#### YOUR INSTRUCTIONS:
Scan the material below for the string "Housing", and copy every line where it shows up.

#### LISTED ENTRIES:
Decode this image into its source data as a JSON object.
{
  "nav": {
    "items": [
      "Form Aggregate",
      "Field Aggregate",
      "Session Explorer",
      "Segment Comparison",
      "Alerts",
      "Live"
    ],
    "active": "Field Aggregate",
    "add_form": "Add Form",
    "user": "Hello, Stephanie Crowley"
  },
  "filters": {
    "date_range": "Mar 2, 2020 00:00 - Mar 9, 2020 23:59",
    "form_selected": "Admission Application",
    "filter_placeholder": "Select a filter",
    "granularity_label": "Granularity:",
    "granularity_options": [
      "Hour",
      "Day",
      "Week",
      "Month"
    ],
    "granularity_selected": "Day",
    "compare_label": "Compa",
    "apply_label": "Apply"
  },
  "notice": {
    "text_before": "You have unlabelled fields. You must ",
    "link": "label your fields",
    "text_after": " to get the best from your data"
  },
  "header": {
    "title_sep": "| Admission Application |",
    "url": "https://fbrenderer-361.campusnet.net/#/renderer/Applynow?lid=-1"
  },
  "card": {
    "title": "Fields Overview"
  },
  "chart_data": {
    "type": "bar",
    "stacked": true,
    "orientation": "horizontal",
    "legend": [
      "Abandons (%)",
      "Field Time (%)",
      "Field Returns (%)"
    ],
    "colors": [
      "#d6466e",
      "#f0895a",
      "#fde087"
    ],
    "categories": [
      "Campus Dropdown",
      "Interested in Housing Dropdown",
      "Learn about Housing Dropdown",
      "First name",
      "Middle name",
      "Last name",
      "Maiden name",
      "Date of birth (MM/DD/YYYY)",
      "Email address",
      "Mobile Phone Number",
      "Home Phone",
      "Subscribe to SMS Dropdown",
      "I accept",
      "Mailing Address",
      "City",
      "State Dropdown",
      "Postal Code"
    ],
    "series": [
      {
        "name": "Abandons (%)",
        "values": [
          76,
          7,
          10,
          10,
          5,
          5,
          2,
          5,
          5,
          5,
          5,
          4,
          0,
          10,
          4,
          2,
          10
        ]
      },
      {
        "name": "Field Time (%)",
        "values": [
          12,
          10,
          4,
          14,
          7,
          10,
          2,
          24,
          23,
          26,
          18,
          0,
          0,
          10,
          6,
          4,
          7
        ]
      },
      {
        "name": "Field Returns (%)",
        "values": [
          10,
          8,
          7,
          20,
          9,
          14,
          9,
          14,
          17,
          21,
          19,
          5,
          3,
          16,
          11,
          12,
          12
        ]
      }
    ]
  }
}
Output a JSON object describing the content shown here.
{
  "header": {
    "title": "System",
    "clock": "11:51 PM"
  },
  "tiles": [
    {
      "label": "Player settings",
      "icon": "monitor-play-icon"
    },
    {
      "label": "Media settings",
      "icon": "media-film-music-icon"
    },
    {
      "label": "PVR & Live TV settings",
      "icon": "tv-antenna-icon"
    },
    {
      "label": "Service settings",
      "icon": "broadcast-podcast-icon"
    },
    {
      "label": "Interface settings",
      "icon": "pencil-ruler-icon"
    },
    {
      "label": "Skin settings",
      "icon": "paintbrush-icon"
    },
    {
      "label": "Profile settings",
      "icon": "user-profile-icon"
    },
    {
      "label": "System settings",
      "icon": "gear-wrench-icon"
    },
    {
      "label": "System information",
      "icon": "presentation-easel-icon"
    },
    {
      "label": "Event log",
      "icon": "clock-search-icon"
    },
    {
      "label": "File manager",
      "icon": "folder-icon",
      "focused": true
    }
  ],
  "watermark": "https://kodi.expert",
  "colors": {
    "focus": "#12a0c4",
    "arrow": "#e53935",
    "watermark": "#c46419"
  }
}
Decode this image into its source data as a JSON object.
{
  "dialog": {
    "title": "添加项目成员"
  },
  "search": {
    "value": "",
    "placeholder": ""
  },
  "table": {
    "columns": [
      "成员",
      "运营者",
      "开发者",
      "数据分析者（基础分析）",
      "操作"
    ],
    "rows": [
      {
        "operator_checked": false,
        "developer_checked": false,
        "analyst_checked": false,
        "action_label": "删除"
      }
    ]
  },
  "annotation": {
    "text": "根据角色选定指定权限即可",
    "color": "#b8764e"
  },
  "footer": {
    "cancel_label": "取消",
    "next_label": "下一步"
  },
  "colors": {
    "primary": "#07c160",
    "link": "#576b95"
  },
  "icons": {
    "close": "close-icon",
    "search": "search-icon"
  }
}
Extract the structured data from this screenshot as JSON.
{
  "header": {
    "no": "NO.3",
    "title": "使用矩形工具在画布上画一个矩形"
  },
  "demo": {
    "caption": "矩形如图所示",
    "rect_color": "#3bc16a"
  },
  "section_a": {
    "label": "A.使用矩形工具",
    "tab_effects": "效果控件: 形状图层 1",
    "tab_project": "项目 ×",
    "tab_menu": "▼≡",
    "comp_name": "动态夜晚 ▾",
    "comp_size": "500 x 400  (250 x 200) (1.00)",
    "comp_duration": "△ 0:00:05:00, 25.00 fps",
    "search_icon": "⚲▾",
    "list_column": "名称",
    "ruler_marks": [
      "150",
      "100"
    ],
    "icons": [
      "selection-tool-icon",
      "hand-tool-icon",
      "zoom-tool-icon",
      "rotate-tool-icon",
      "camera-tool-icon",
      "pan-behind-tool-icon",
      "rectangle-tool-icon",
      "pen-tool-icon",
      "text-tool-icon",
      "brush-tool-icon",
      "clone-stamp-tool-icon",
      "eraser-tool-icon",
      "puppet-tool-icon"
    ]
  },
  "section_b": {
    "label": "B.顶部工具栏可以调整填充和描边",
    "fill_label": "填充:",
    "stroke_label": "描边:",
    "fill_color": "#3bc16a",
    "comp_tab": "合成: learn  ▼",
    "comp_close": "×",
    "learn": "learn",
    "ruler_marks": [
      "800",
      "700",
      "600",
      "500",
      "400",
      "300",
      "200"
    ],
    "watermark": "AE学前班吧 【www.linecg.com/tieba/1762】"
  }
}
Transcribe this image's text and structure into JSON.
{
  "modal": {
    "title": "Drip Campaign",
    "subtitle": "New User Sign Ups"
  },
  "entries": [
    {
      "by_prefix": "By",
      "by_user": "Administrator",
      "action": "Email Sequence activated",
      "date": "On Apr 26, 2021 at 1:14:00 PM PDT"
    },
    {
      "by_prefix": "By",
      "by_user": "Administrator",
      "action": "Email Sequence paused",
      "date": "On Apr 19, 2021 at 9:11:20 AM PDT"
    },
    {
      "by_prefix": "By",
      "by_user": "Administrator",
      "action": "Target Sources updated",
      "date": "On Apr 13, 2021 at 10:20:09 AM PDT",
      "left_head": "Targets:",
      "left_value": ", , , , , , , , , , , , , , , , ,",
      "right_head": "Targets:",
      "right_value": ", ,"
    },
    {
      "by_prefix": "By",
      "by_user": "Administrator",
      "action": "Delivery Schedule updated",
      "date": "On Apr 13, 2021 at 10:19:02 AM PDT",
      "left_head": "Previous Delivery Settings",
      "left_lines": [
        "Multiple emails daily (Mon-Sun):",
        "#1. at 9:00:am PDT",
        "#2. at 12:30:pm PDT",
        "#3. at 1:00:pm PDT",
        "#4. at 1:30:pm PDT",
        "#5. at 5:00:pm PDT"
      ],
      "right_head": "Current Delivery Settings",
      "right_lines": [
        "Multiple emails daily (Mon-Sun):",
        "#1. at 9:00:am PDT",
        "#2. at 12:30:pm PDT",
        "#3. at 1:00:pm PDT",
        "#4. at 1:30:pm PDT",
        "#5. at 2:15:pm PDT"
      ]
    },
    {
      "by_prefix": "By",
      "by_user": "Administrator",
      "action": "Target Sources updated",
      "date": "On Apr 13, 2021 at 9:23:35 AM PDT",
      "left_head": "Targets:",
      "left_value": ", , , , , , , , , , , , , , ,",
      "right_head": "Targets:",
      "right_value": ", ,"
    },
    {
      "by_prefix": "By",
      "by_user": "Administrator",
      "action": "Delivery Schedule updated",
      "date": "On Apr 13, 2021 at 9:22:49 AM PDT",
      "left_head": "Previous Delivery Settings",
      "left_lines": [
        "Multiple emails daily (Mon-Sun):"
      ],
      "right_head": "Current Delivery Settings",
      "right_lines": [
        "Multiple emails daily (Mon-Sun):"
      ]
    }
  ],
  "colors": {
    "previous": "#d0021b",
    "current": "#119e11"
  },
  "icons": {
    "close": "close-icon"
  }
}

#### TASK OUTPUT:
      "Interested in Housing Dropdown",
      "Learn about Housing Dropdown",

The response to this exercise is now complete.